*TASK OBJECTIVE:* Go through the records and show each line where the word "content" occurs.
━━━━━ DATA SHOWN ━━━━━
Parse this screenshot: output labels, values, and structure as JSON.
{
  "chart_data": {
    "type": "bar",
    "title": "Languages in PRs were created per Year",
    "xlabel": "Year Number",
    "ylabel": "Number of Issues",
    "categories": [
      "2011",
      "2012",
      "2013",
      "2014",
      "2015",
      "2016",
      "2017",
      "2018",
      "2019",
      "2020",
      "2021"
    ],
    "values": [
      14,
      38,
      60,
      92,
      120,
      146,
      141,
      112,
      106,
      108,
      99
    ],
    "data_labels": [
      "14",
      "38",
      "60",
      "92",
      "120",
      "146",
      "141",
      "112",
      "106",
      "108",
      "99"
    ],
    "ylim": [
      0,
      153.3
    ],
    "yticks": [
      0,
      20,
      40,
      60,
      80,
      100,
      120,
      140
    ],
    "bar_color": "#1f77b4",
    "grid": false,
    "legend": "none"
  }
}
━━━━━
━━━━━ DATA SHOWN ━━━━━
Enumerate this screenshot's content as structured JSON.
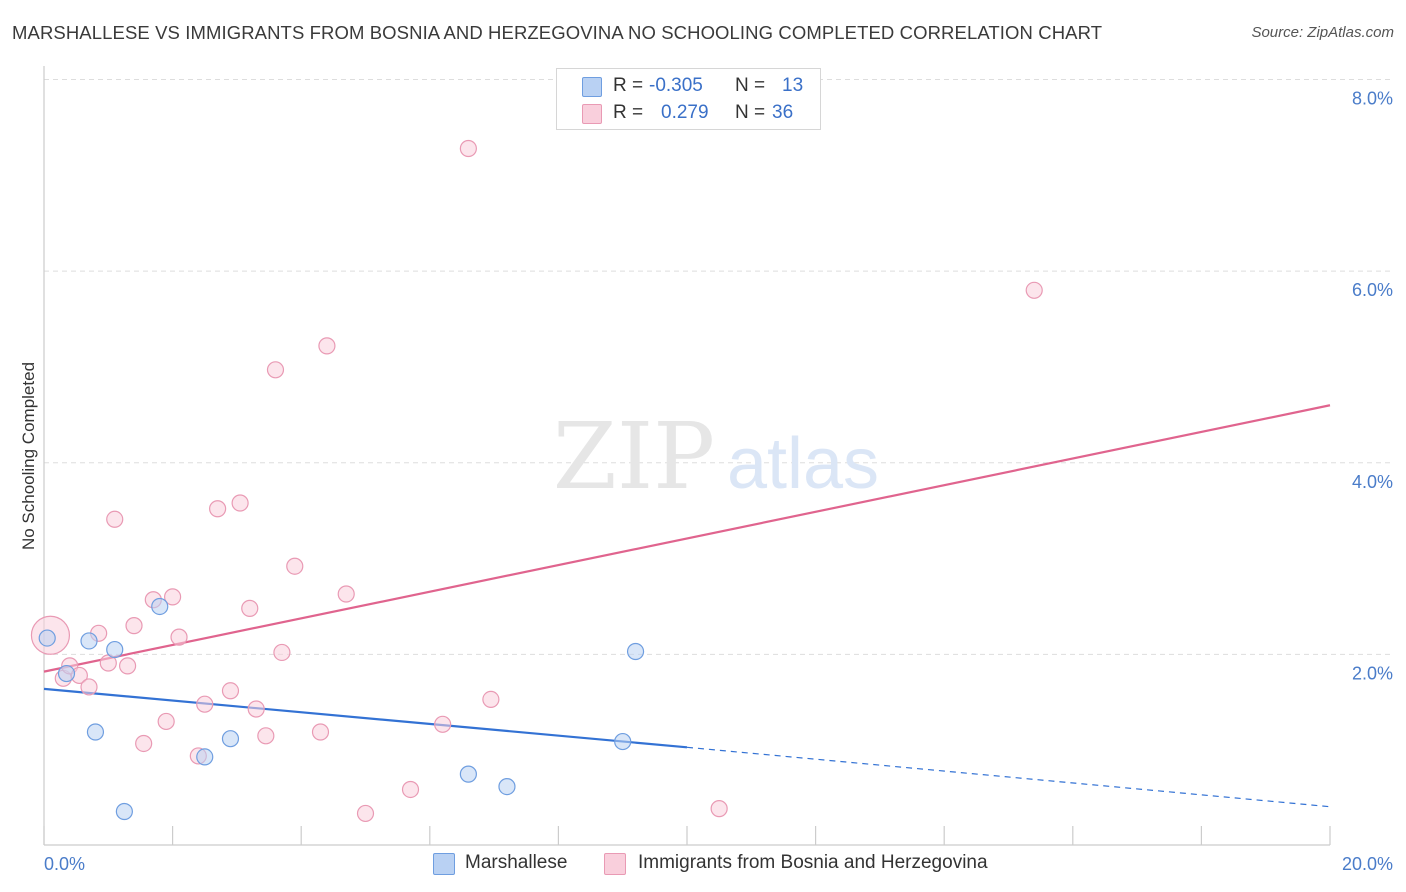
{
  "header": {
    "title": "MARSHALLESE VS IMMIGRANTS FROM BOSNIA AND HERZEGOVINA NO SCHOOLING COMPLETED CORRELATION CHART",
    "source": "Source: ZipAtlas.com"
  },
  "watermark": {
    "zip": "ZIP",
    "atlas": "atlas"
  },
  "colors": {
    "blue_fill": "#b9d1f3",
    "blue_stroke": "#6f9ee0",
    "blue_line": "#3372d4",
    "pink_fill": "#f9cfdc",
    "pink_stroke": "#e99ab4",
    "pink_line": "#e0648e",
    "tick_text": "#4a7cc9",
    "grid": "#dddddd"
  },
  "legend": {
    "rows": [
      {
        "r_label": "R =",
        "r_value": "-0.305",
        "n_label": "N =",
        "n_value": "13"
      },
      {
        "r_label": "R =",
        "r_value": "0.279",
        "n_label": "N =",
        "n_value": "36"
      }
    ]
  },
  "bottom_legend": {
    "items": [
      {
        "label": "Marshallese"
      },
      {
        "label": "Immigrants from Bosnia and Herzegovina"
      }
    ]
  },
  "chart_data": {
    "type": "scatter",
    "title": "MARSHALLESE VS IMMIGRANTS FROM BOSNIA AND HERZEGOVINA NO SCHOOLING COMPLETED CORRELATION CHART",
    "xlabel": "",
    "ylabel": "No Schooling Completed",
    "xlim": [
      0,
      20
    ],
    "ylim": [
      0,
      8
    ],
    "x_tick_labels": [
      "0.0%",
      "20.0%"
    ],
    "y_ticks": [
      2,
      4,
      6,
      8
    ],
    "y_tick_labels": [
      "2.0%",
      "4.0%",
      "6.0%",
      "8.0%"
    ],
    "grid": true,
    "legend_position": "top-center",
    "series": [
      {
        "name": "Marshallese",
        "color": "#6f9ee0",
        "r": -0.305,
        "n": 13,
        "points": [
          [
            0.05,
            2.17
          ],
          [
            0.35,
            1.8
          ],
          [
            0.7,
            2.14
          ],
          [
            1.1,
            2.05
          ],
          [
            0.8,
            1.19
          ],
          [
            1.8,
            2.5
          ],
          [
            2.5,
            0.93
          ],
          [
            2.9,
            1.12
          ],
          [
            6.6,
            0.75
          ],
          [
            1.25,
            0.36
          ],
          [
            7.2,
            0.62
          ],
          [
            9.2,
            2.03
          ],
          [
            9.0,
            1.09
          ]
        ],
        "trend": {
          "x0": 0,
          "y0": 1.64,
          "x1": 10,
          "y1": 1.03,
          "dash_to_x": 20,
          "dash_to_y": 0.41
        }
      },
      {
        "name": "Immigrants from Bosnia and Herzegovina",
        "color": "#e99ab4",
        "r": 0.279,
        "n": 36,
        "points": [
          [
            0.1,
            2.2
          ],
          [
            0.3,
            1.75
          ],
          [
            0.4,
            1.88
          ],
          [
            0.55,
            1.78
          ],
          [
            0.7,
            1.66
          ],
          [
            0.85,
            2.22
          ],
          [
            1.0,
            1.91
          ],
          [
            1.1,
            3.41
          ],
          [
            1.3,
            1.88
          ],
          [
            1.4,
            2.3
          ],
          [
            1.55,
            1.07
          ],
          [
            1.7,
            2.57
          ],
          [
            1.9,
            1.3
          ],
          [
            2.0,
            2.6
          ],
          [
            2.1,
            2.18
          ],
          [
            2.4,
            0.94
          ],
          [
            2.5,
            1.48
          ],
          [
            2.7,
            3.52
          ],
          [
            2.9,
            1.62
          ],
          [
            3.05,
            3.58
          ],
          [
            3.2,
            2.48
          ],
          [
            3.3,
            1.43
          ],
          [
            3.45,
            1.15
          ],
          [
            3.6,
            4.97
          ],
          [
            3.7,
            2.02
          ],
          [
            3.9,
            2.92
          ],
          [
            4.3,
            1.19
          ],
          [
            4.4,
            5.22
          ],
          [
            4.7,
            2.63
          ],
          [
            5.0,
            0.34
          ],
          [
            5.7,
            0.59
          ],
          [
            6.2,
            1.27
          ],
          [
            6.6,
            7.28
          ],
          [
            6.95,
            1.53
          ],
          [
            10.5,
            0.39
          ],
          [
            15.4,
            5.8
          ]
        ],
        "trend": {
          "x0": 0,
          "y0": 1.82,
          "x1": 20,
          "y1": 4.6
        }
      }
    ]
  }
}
━━━━━
━━━━━ DATA SHOWN ━━━━━
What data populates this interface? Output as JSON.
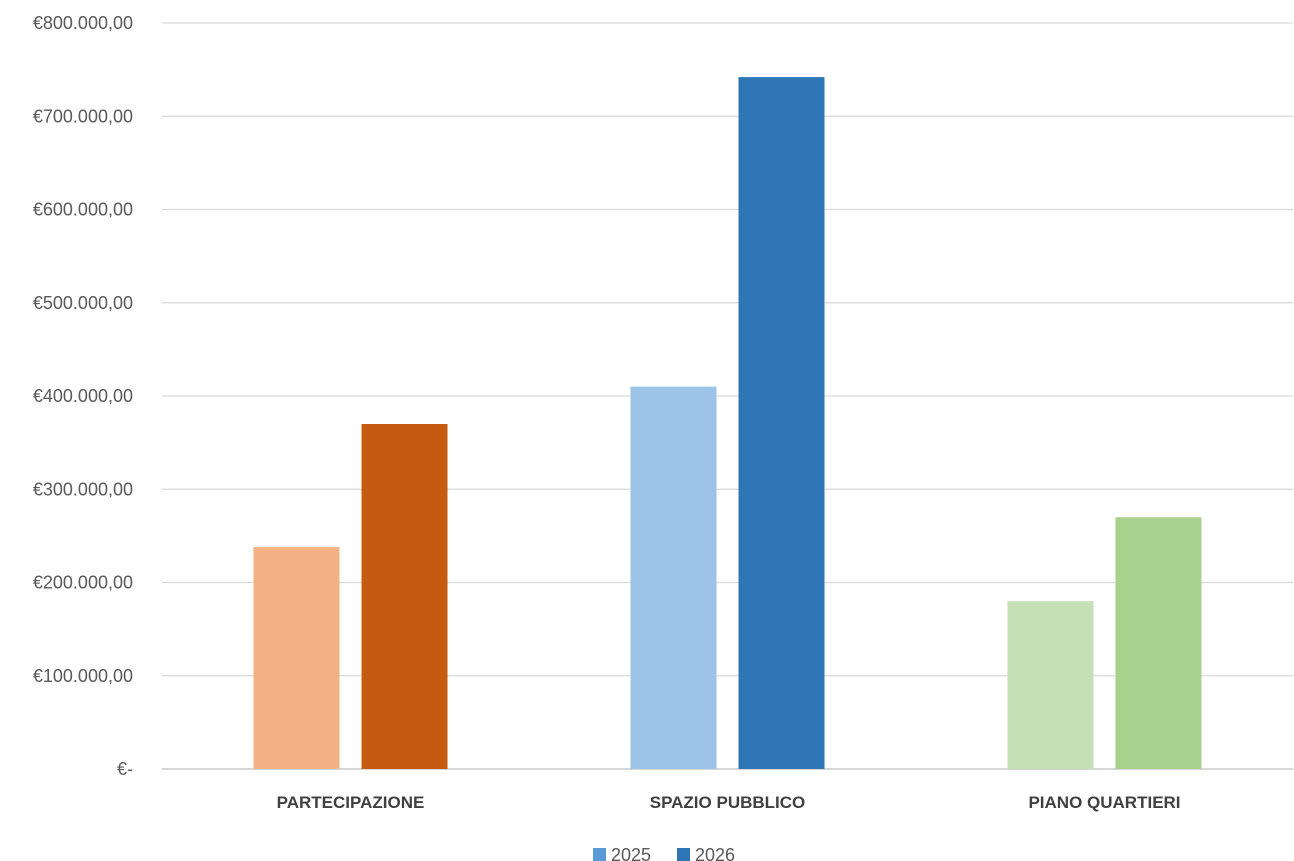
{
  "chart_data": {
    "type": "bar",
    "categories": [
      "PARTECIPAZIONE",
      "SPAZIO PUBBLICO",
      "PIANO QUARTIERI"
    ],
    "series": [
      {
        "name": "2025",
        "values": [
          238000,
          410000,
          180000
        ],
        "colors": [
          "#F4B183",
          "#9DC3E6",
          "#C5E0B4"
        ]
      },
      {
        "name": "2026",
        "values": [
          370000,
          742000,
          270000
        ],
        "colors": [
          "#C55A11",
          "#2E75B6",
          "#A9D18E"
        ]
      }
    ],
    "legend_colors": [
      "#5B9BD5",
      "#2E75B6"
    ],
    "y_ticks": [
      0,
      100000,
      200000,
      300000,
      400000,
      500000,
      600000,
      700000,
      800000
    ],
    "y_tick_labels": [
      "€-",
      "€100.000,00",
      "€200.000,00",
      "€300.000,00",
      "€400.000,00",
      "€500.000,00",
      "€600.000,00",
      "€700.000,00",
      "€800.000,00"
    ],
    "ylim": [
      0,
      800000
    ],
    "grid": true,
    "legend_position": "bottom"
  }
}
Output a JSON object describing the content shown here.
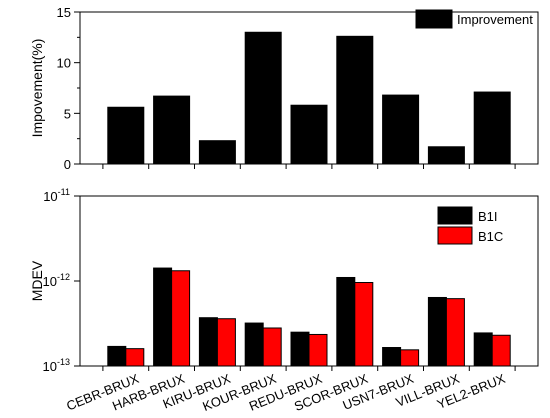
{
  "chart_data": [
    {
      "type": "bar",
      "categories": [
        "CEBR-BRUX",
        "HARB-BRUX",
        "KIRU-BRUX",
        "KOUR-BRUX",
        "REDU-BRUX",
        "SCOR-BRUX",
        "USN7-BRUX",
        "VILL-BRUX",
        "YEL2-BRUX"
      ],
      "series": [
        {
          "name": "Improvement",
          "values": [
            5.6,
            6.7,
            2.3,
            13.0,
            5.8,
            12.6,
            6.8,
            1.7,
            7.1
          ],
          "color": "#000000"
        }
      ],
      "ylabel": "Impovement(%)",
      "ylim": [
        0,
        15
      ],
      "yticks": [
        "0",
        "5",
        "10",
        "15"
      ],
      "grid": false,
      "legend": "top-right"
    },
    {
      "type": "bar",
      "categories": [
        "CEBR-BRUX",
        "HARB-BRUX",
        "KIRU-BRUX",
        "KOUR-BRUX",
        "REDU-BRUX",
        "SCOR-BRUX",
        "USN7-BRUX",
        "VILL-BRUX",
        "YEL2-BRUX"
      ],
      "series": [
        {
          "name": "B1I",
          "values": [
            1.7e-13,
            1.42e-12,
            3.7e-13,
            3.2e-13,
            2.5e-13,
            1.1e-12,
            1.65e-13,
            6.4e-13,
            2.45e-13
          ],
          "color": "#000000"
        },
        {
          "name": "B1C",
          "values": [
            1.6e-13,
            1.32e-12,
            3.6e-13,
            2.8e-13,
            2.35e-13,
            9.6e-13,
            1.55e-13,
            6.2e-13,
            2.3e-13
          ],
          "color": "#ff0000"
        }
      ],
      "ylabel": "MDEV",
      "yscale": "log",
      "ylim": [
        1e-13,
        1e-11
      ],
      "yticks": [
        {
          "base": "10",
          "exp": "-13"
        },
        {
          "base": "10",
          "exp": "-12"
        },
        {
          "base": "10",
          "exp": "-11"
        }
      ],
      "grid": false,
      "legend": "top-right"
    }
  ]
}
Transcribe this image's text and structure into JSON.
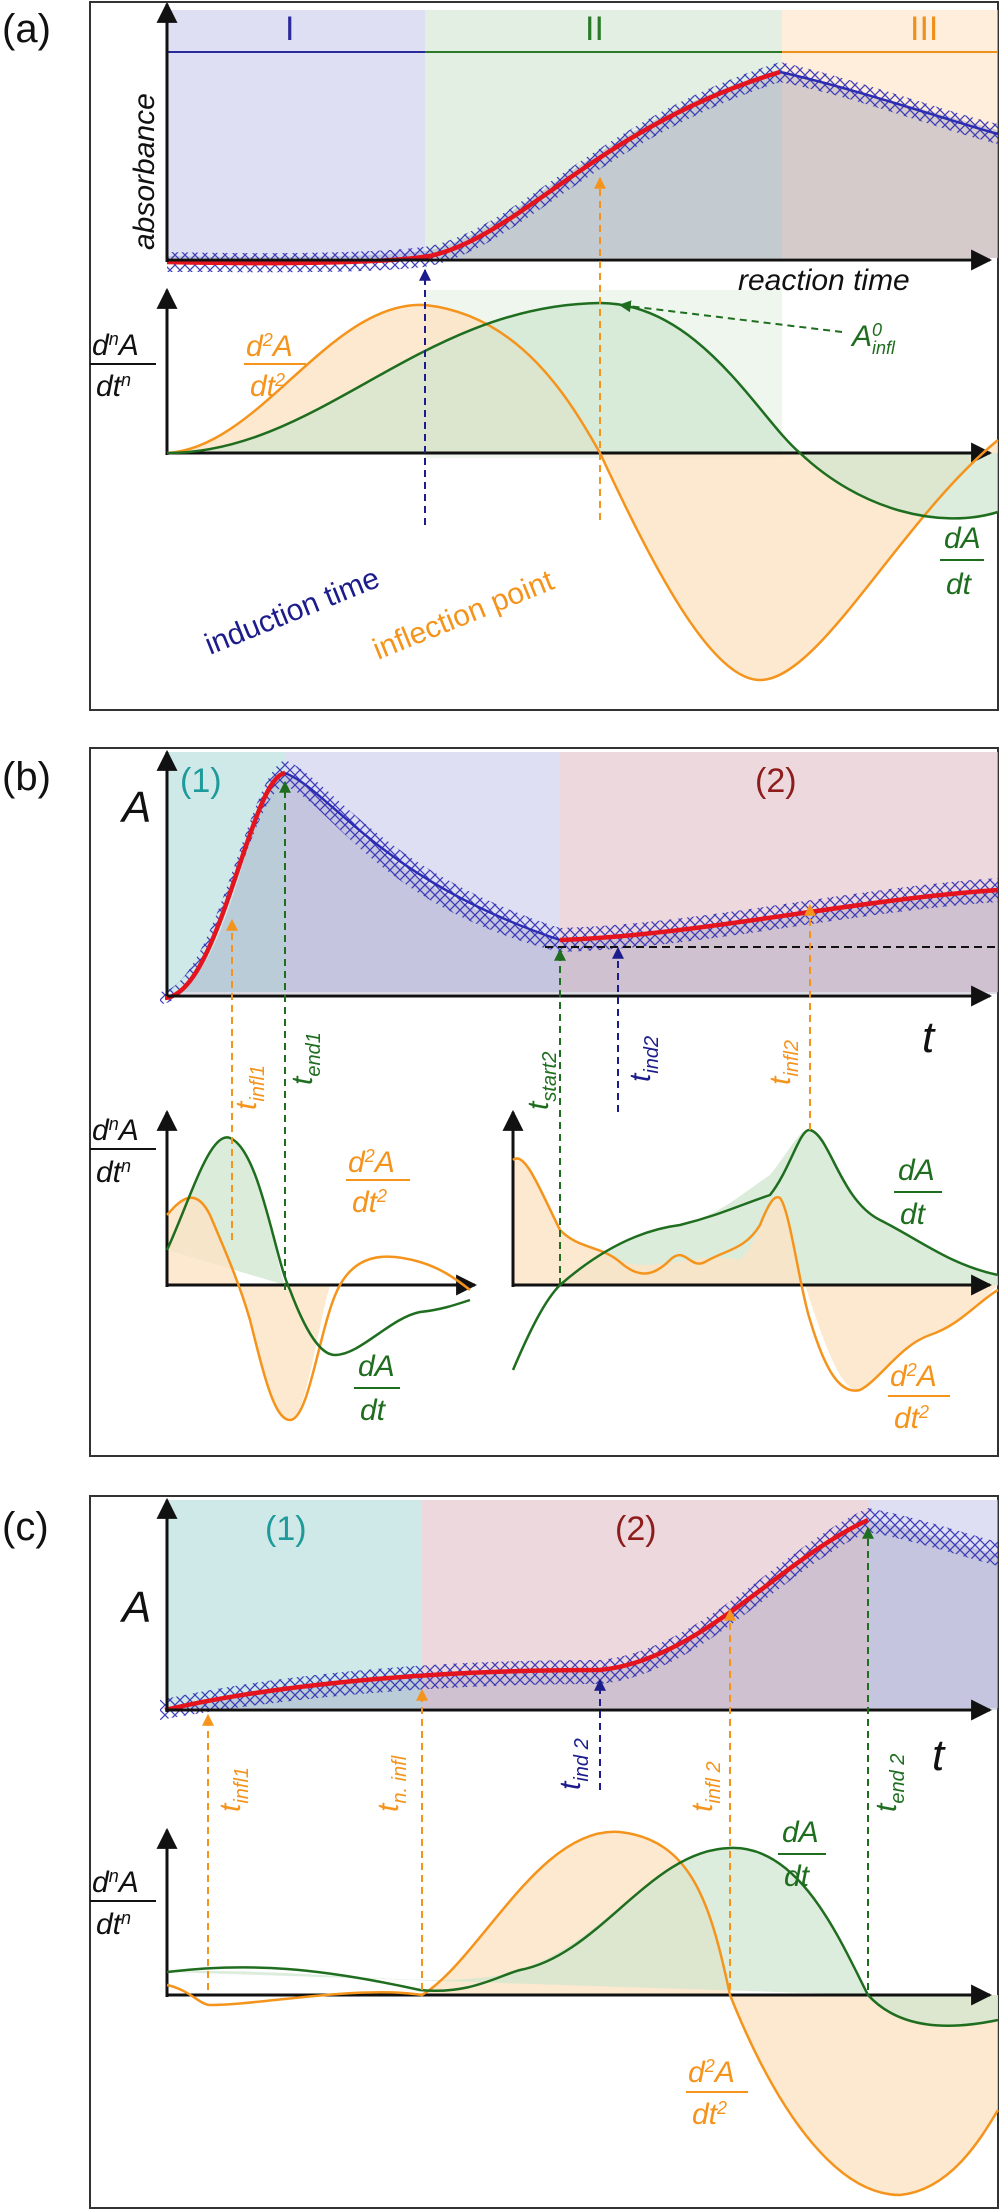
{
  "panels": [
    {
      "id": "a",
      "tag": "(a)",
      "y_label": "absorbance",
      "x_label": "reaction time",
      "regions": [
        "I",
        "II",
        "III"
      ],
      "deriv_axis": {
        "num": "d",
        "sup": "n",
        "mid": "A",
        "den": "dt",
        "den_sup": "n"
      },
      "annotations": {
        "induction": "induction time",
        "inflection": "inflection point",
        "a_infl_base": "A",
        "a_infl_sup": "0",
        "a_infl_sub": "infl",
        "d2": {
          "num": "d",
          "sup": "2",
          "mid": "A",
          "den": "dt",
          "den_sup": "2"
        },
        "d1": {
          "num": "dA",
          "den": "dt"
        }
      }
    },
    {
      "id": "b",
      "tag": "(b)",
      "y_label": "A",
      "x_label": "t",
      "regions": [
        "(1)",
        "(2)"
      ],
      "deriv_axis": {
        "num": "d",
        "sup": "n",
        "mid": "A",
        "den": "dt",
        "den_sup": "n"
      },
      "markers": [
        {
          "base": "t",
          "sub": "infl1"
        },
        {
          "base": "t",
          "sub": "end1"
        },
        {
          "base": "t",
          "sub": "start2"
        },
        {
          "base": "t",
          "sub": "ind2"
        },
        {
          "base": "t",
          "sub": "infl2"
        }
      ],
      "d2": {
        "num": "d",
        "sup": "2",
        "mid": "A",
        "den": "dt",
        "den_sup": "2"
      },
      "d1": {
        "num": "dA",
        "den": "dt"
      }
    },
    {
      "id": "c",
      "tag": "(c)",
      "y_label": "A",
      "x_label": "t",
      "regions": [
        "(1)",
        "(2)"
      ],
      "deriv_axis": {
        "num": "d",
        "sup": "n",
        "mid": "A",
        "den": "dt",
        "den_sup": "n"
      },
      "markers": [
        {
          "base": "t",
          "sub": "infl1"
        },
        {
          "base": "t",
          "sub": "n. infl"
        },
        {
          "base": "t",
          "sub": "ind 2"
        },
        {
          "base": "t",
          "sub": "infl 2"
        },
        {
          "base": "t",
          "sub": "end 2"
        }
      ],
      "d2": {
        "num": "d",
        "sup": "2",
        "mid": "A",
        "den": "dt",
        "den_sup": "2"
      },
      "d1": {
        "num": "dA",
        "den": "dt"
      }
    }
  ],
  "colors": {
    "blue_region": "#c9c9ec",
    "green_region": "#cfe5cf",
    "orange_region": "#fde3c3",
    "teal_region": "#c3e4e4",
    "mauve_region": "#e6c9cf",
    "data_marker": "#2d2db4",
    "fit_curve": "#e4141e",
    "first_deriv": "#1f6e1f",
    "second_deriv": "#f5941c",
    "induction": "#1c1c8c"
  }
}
━━━━━
*WRITTEN RESPONSE:*
Enumerate this screenshot's content as structured JSON.
Output a JSON object describing the content shown here.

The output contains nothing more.